**Problem description**. Every line that includes the word "Breast" is to be listed.

------------------------------

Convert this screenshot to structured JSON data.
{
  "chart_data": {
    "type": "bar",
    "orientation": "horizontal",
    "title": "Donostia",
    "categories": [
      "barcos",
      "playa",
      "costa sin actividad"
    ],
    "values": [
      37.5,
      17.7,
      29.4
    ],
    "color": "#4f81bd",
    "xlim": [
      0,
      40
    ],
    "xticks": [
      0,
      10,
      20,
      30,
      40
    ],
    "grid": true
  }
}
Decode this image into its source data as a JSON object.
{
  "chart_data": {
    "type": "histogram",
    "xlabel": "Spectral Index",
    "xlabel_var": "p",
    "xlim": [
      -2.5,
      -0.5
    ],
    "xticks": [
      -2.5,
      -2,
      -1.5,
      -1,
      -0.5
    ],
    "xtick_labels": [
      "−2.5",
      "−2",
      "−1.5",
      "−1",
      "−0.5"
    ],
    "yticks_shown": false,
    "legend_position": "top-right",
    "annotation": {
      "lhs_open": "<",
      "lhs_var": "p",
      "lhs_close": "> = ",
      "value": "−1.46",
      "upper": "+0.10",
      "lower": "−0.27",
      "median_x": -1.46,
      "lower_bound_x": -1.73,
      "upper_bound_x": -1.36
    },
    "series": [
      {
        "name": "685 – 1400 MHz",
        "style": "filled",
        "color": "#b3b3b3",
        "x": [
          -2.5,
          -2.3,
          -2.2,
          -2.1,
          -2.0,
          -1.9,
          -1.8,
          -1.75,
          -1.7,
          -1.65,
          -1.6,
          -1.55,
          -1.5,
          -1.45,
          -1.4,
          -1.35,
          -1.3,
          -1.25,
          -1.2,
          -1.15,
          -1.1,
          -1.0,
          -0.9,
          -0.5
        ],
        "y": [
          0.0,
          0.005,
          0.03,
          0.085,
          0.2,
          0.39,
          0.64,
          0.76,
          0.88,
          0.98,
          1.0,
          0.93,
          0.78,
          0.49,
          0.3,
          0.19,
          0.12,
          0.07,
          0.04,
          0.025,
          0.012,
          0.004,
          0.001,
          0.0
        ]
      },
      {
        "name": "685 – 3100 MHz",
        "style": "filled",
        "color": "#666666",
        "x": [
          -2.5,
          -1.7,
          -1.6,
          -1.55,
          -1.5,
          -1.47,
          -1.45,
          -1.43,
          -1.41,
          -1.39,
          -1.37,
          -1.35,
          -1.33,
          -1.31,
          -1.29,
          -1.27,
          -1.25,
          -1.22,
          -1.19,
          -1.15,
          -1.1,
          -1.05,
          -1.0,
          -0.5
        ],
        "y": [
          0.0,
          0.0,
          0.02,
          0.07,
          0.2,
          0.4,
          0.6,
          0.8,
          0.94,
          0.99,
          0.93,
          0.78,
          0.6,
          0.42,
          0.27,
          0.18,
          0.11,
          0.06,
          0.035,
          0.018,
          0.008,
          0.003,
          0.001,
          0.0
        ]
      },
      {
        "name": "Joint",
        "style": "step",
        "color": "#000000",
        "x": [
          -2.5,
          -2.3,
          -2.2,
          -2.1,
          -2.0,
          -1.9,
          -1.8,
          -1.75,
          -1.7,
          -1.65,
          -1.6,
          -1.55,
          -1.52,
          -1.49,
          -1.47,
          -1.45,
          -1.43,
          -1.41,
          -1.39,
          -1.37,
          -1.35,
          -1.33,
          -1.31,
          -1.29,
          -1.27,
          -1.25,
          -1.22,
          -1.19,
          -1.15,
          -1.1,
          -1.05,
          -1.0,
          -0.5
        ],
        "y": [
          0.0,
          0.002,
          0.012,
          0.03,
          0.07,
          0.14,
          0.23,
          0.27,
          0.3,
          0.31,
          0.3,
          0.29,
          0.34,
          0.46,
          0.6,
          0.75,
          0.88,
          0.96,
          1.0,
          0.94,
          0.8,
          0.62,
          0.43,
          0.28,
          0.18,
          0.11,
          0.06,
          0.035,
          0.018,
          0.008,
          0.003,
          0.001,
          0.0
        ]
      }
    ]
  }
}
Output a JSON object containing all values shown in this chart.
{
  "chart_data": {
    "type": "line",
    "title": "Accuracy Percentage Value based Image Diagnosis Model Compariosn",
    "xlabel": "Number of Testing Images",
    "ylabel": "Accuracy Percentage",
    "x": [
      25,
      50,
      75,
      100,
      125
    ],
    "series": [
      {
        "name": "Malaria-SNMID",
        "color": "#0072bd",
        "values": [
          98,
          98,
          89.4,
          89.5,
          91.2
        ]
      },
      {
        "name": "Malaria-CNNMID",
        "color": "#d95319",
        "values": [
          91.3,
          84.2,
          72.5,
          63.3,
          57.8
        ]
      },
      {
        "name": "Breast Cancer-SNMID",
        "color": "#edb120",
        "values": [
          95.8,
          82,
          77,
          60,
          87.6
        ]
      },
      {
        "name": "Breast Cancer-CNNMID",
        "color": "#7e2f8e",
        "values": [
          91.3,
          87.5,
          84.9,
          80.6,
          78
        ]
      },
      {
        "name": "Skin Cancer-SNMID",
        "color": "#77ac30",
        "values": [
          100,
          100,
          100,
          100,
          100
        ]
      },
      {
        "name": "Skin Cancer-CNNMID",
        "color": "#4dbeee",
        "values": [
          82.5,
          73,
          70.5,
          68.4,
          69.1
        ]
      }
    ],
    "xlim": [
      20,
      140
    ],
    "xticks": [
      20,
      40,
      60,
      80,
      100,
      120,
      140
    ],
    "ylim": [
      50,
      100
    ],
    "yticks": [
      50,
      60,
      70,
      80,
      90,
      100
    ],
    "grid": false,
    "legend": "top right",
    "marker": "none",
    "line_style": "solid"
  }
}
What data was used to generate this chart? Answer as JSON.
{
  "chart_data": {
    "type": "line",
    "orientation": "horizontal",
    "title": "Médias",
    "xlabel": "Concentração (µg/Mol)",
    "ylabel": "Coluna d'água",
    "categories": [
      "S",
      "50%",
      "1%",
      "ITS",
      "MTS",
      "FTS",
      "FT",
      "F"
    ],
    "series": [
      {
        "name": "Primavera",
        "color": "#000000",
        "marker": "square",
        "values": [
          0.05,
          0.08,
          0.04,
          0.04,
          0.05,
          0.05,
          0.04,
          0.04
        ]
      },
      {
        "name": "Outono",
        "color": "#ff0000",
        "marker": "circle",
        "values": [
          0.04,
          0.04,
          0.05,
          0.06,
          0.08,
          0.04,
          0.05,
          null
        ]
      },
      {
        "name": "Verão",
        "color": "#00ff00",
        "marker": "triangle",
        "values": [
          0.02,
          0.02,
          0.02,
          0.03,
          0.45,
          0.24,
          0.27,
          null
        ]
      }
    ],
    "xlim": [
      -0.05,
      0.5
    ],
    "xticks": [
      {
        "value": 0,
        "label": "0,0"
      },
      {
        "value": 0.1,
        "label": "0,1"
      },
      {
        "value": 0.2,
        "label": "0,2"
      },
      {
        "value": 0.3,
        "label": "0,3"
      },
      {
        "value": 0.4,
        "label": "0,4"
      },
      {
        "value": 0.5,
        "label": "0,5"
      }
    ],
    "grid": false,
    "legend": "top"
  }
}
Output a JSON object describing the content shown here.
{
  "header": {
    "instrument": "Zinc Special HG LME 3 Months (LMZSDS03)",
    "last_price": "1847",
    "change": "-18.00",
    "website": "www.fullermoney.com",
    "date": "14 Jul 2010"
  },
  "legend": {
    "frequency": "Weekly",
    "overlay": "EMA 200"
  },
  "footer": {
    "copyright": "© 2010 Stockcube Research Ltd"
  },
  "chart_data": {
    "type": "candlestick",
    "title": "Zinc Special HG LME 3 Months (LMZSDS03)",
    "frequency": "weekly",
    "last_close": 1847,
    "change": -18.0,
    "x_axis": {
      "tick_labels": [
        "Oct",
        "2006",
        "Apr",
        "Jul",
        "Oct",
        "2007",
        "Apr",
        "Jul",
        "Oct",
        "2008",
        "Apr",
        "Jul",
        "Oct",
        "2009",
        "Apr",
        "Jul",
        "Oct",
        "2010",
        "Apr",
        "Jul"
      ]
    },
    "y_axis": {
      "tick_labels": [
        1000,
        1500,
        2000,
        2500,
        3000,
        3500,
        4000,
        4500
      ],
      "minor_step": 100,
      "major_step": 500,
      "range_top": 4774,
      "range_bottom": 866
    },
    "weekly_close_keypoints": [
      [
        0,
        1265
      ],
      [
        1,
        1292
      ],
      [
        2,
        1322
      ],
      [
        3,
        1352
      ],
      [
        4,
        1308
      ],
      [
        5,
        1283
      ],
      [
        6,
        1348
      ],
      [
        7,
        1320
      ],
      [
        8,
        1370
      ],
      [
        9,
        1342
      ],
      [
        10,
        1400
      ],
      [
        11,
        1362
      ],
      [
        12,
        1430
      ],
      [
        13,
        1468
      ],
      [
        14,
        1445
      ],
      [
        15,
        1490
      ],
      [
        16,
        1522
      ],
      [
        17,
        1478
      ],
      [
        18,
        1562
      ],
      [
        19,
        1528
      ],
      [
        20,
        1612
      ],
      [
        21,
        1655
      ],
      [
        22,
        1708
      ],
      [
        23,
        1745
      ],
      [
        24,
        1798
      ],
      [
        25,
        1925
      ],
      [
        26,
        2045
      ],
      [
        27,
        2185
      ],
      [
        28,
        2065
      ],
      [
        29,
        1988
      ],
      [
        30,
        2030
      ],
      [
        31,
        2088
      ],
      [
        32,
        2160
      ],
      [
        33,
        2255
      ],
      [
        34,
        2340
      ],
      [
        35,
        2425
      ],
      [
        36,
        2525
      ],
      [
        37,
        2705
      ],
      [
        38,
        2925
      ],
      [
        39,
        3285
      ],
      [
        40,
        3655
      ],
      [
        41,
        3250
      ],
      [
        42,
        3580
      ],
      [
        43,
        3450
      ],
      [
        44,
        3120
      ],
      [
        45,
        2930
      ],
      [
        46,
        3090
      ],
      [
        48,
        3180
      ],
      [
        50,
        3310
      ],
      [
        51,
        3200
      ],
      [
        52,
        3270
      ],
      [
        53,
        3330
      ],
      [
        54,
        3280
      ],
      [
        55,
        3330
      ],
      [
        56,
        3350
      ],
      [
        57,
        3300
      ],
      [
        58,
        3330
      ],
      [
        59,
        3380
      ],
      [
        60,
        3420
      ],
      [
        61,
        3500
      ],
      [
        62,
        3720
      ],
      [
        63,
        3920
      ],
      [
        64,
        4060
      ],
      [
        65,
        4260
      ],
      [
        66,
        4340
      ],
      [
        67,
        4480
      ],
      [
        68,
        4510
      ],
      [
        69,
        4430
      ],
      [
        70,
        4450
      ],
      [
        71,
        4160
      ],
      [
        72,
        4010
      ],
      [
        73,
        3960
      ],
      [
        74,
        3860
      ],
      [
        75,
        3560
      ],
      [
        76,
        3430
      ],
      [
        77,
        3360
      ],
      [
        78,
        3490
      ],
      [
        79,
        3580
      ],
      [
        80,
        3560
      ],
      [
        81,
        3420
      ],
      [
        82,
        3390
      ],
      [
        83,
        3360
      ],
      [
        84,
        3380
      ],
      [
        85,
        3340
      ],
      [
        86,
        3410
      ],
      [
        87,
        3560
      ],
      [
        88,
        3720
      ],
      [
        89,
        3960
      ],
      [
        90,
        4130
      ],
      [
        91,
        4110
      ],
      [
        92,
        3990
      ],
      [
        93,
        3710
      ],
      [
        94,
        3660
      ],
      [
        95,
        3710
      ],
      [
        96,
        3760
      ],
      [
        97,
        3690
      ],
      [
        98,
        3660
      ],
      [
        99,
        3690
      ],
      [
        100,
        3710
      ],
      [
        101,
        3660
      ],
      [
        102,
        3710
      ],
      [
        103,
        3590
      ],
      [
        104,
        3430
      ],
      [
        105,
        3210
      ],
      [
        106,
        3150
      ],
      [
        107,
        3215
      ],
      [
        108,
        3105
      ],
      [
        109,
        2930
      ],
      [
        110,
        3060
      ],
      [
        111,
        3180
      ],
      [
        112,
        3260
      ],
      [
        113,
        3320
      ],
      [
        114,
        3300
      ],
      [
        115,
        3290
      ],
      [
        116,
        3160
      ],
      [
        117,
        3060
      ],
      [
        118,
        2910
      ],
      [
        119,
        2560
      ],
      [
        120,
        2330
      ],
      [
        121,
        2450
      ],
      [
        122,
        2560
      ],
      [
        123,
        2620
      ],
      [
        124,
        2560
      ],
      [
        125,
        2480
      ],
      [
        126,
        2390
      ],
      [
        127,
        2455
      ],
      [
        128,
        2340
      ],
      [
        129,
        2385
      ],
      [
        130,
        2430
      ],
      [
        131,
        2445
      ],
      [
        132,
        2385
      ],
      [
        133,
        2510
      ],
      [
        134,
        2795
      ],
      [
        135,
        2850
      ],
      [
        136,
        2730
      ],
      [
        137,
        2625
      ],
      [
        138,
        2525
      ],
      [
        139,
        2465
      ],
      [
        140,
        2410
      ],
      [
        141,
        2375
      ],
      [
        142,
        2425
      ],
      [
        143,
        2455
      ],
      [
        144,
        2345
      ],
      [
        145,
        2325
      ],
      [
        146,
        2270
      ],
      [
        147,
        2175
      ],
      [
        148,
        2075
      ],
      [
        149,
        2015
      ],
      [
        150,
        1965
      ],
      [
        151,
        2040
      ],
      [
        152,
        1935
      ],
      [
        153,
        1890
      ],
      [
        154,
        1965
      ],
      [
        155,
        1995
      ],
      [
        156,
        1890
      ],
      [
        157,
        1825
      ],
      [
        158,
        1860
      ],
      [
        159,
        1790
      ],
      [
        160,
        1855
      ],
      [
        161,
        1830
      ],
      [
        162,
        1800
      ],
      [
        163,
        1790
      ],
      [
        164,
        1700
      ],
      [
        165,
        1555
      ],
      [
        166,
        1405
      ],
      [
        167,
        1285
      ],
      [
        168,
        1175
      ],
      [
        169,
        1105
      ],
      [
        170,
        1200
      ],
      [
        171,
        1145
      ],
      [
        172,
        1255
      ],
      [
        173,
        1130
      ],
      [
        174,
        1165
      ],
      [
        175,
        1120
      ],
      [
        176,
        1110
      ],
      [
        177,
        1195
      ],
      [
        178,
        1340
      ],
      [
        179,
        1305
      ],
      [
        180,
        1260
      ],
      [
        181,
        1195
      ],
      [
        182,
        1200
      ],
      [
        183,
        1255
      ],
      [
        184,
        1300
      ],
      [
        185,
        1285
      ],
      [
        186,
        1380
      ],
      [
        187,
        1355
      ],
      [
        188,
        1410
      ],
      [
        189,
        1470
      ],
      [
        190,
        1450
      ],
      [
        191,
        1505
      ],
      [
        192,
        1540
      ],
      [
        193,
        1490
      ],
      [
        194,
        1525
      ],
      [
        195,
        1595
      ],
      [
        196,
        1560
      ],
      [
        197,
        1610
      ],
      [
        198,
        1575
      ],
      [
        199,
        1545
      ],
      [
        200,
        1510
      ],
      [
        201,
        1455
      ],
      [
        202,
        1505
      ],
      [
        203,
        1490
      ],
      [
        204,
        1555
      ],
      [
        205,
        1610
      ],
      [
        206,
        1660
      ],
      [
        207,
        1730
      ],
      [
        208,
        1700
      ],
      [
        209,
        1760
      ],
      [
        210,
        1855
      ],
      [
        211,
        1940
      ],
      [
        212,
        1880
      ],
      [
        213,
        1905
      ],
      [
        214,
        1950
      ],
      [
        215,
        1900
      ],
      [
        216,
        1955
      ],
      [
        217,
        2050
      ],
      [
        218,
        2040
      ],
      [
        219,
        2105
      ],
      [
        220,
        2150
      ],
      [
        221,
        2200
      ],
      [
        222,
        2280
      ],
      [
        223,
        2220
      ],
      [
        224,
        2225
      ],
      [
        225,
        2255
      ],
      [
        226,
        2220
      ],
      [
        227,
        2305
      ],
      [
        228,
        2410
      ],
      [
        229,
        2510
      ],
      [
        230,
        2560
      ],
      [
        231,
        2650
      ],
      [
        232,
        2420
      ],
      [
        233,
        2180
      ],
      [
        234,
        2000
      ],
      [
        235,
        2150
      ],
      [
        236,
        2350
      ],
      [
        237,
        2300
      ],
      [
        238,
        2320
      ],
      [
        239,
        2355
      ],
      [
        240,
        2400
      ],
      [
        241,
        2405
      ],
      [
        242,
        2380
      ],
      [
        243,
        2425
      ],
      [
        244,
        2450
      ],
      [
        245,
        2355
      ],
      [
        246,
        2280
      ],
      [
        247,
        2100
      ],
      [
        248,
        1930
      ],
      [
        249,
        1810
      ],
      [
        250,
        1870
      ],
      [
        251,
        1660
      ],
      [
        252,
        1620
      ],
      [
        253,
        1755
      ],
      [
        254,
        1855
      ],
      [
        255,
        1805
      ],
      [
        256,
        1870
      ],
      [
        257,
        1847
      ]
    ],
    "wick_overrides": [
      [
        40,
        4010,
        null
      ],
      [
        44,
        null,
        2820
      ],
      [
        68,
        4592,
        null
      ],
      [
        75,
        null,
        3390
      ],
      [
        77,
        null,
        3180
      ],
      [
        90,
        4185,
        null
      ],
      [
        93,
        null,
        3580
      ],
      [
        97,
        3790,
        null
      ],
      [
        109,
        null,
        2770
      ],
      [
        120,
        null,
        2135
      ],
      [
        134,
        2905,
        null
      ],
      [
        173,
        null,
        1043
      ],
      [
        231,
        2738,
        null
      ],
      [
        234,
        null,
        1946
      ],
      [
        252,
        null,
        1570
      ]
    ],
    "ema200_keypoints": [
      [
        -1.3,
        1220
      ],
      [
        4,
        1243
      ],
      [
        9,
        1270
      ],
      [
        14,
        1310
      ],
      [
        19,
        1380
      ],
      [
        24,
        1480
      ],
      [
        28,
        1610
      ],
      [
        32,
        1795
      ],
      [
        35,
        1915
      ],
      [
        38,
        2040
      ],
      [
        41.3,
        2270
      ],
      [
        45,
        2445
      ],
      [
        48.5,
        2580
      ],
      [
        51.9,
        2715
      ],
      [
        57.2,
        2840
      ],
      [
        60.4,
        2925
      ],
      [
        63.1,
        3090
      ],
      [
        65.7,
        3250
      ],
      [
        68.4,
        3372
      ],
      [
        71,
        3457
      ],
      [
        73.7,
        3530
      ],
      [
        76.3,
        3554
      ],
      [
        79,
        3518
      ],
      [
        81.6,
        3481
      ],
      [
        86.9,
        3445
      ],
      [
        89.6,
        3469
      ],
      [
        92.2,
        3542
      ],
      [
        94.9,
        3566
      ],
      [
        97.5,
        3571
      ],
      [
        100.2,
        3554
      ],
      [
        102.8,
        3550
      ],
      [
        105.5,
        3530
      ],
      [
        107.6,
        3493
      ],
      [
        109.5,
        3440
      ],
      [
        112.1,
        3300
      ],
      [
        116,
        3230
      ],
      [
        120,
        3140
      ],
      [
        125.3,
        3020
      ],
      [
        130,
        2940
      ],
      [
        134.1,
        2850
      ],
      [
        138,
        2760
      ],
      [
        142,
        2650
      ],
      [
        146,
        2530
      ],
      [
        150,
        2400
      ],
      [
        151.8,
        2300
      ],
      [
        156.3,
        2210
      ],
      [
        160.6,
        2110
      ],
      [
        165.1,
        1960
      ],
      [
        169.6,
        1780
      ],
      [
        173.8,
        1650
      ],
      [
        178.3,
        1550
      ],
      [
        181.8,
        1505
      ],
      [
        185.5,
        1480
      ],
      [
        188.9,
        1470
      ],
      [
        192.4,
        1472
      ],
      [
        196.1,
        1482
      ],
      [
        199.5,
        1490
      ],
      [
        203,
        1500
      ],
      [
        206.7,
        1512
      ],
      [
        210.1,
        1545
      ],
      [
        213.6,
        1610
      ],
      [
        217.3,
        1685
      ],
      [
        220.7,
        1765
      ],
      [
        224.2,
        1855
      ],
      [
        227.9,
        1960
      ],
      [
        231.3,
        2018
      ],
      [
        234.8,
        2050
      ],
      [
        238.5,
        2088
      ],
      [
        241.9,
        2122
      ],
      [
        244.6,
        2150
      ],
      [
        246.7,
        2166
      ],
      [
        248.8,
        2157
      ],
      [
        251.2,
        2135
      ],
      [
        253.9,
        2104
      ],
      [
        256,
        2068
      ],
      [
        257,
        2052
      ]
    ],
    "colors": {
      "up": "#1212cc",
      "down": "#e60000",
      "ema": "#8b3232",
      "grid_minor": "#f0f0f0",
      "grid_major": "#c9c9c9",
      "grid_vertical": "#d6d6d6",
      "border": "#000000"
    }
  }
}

------------------------------

**Output of the exercise**.
        "name": "Breast Cancer-SNMID",
        "name": "Breast Cancer-CNNMID",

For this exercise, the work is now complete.